--- start of RECORD LIST ---

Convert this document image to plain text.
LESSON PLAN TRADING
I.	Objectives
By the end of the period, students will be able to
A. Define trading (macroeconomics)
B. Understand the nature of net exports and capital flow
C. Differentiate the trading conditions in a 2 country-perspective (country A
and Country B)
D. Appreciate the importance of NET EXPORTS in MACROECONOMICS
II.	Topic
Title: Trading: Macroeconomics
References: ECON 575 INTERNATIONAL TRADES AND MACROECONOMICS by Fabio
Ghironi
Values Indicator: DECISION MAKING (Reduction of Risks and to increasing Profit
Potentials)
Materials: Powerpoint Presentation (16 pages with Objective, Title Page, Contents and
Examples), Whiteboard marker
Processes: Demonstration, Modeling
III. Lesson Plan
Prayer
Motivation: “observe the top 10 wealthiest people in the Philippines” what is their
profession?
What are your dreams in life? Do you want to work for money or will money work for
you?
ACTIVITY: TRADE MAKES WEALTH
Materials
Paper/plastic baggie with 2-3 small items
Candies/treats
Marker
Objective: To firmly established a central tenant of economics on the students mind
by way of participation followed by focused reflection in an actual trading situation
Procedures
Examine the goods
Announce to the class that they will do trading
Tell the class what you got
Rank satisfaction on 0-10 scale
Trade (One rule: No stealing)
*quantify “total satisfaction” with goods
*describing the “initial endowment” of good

--- end of RECORD LIST ---

WORK TO BE COMPLETED: Lines of the material that contain the word "will" are to be gathered.

RESULT:
By the end of the period, students will be able to
What are your dreams in life? Do you want to work for money or will money work for
Announce to the class that they will do trading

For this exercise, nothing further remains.